▶ [REQUIRED WORK] Every line that contains the word "sedan" should be copied out.

▶ [DATA SECTION]
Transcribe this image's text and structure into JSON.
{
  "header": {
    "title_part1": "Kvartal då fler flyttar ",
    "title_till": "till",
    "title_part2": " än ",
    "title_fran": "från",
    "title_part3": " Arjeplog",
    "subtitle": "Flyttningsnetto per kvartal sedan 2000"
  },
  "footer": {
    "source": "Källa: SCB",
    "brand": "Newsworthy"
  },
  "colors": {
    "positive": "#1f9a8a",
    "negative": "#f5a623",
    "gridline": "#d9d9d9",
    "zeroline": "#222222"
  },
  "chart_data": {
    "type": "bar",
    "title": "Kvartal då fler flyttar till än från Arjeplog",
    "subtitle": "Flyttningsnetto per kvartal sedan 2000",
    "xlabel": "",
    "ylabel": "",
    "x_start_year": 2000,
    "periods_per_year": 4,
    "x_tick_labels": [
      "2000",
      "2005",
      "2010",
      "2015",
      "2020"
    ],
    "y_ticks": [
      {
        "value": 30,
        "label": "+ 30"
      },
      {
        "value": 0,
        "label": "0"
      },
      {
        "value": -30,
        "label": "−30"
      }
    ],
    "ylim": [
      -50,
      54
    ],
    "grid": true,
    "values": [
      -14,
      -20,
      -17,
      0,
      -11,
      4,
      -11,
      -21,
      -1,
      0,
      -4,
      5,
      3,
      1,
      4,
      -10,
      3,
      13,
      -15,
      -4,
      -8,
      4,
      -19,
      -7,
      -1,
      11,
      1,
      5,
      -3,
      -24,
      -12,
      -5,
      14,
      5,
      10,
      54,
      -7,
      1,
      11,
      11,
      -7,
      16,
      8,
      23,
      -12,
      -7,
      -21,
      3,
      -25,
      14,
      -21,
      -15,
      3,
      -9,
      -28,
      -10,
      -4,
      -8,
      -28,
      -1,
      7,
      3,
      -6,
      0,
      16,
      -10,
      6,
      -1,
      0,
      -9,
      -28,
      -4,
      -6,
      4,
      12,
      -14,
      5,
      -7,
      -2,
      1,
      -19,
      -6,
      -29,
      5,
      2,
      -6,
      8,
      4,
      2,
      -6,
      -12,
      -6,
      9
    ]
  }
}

▶ [OUTPUT]
    "subtitle": "Flyttningsnetto per kvartal sedan 2000"
    "subtitle": "Flyttningsnetto per kvartal sedan 2000",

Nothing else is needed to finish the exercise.